** OBJECTIVE **
The data below needs to be returned exactly, line for line.

*** EXERCISE MATERIAL

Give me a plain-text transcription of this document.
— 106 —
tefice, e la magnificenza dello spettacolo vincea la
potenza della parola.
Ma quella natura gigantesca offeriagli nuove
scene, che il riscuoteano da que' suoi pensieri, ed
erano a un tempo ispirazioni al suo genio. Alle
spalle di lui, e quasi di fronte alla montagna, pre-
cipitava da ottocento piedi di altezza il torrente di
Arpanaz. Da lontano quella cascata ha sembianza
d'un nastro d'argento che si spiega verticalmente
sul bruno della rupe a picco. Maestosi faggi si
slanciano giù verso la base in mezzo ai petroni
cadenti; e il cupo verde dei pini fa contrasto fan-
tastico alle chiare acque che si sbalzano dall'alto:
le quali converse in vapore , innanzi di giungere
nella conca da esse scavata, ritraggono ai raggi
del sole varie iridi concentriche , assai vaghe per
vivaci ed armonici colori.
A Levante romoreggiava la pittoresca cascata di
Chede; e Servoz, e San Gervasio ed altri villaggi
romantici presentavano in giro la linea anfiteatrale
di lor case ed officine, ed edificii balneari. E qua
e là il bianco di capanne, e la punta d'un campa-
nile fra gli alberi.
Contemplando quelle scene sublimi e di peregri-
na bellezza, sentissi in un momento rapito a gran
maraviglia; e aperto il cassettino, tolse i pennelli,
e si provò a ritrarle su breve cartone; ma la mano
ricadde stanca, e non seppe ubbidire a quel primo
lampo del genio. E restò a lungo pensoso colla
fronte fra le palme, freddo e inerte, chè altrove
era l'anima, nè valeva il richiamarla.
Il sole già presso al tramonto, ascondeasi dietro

******

** WRITTEN ANSWER **
Give me a plain-text transcription of this document.
— 106 —
tefice, e la magnificenza dello spettacolo vincea la
potenza della parola.
Ma quella natura gigantesca offeriagli nuove
scene, che il riscuoteano da que' suoi pensieri, ed
erano a un tempo ispirazioni al suo genio. Alle
spalle di lui, e quasi di fronte alla montagna, pre-
cipitava da ottocento piedi di altezza il torrente di
Arpanaz. Da lontano quella cascata ha sembianza
d'un nastro d'argento che si spiega verticalmente
sul bruno della rupe a picco. Maestosi faggi si
slanciano giù verso la base in mezzo ai petroni
cadenti; e il cupo verde dei pini fa contrasto fan-
tastico alle chiare acque che si sbalzano dall'alto:
le quali converse in vapore , innanzi di giungere
nella conca da esse scavata, ritraggono ai raggi
del sole varie iridi concentriche , assai vaghe per
vivaci ed armonici colori.
A Levante romoreggiava la pittoresca cascata di
Chede; e Servoz, e San Gervasio ed altri villaggi
romantici presentavano in giro la linea anfiteatrale
di lor case ed officine, ed edificii balneari. E qua
e là il bianco di capanne, e la punta d'un campa-
nile fra gli alberi.
Contemplando quelle scene sublimi e di peregri-
na bellezza, sentissi in un momento rapito a gran
maraviglia; e aperto il cassettino, tolse i pennelli,
e si provò a ritrarle su breve cartone; ma la mano
ricadde stanca, e non seppe ubbidire a quel primo
lampo del genio. E restò a lungo pensoso colla
fronte fra le palme, freddo e inerte, chè altrove
era l'anima, nè valeva il richiamarla.
Il sole già presso al tramonto, ascondeasi dietro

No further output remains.